BEGIN Dataset content
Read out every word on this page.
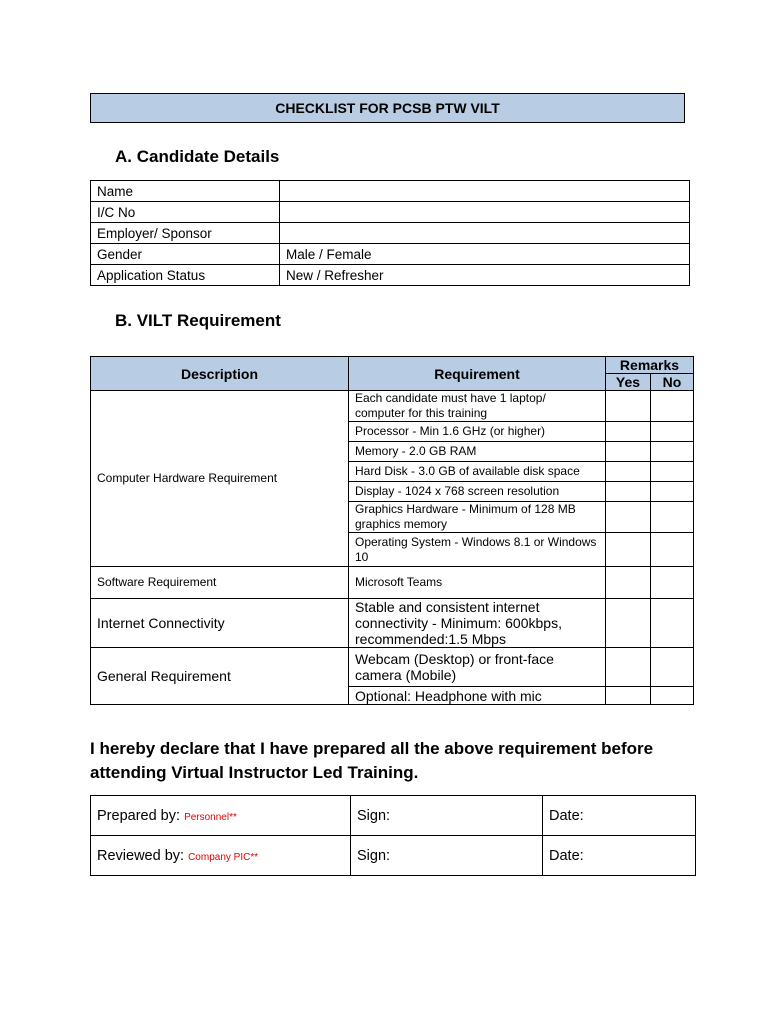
CHECKLIST FOR PCSB PTW VILT
A. Candidate Details
Name	
I/C No	
Employer/ Sponsor	
Gender	Male / Female
Application Status	New / Refresher
B. VILT Requirement
Description	Requirement	Remarks	
		Yes	No
Computer Hardware Requirement	Each candidate must have 1 laptop/ computer for this training		
	Processor - Min 1.6 GHz (or higher)		
	Memory - 2.0 GB RAM		
	Hard Disk - 3.0 GB of available disk space		
	Display - 1024 x 768 screen resolution		
	Graphics Hardware - Minimum of 128 MB graphics memory		
	Operating System - Windows 8.1 or Windows 10		
Software Requirement	Microsoft Teams		
Internet Connectivity	Stable and consistent internet connectivity - Minimum: 600kbps, recommended:1.5 Mbps		
General Requirement	Webcam (Desktop) or front-face camera (Mobile)		
	Optional: Headphone with mic		
I hereby declare that I have prepared all the above requirement before attending Virtual Instructor Led Training.
Prepared by: Personnel**	Sign:	Date:
Reviewed by: Company PIC**	Sign:	Date:
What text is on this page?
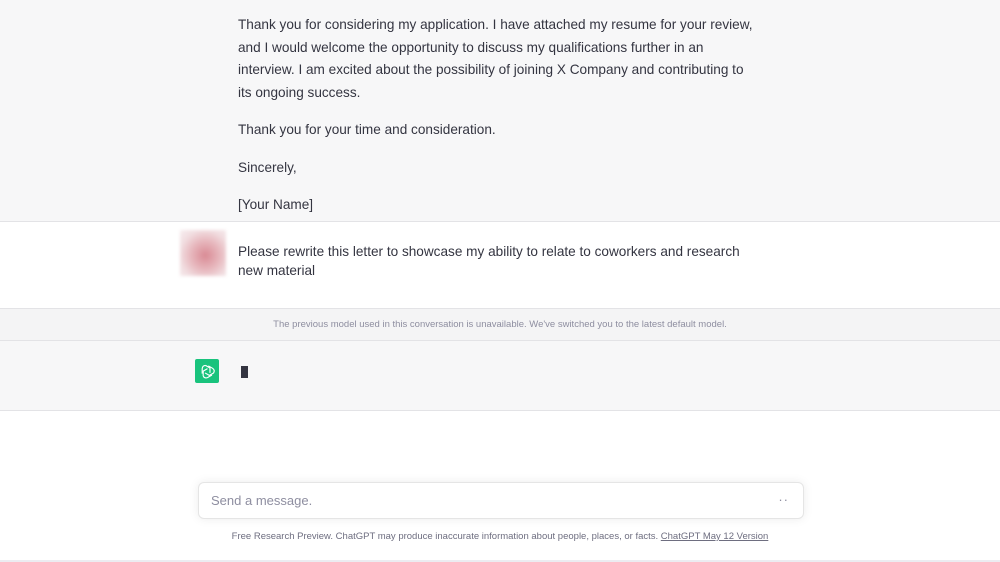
Thank you for considering my application. I have attached my resume for your review, and I would welcome the opportunity to discuss my qualifications further in an interview. I am excited about the possibility of joining X Company and contributing to its ongoing success.

Thank you for your time and consideration.

Sincerely,

[Your Name]

Please rewrite this letter to showcase my ability to relate to coworkers and research new material
The previous model used in this conversation is unavailable. We've switched you to the latest default model.
Send a message.
··
Free Research Preview. ChatGPT may produce inaccurate information about people, places, or facts. ChatGPT May 12 Version
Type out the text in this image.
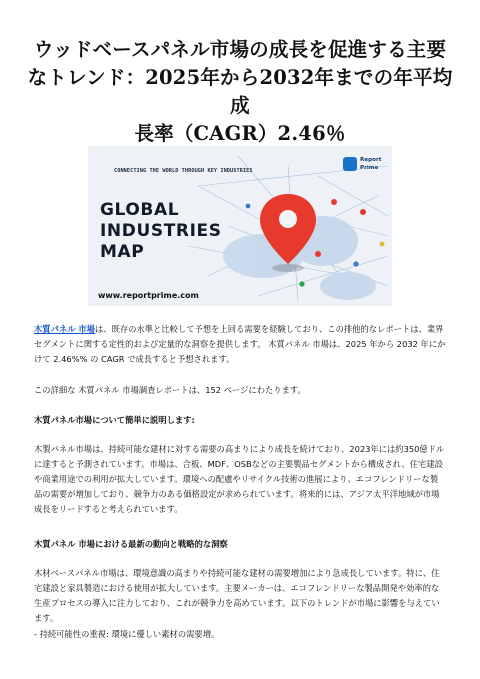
ウッドベースパネル市場の成長を促進する主要
なトレンド：2025年から2032年までの年平均成
長率（CAGR）2.46％
CONNECTING THE WORLD THROUGH KEY INDUSTRIES
GLOBAL
INDUSTRIES
MAP
www.reportprime.com
Report
Prime

木質パネル 市場は、既存の水準と比較して予想を上回る需要を経験しており、この排他的なレポートは、業界セグメントに関する定性的および定量的な洞察を提供します。 木質パネル 市場は、2025 年から 2032 年にかけて 2.46%% の CAGR で成長すると予想されます。

この詳細な 木質パネル 市場調査レポートは、152 ページにわたります。

木質パネル市場について簡単に説明します:

木製パネル市場は、持続可能な建材に対する需要の高まりにより成長を続けており、2023年には約350億ドルに達すると予測されています。市場は、合板、MDF、OSBなどの主要製品セグメントから構成され、住宅建設や商業用途での利用が拡大しています。環境への配慮やリサイクル技術の進展により、エコフレンドリーな製品の需要が増加しており、競争力のある価格設定が求められています。将来的には、アジア太平洋地域が市場成長をリードすると考えられています。

木質パネル 市場における最新の動向と戦略的な洞察

木材ベースパネル市場は、環境意識の高まりや持続可能な建材の需要増加により急成長しています。特に、住宅建設と家具製造における使用が拡大しています。主要メーカーは、エコフレンドリーな製品開発や効率的な生産プロセスの導入に注力しており、これが競争力を高めています。以下のトレンドが市場に影響を与えています。

- 持続可能性の重視: 環境に優しい素材の需要増。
END Dataset content
**Your instructions**
Reply with only the number of lines in the entries that contain the word "INDUSTRIES".

**In response**
2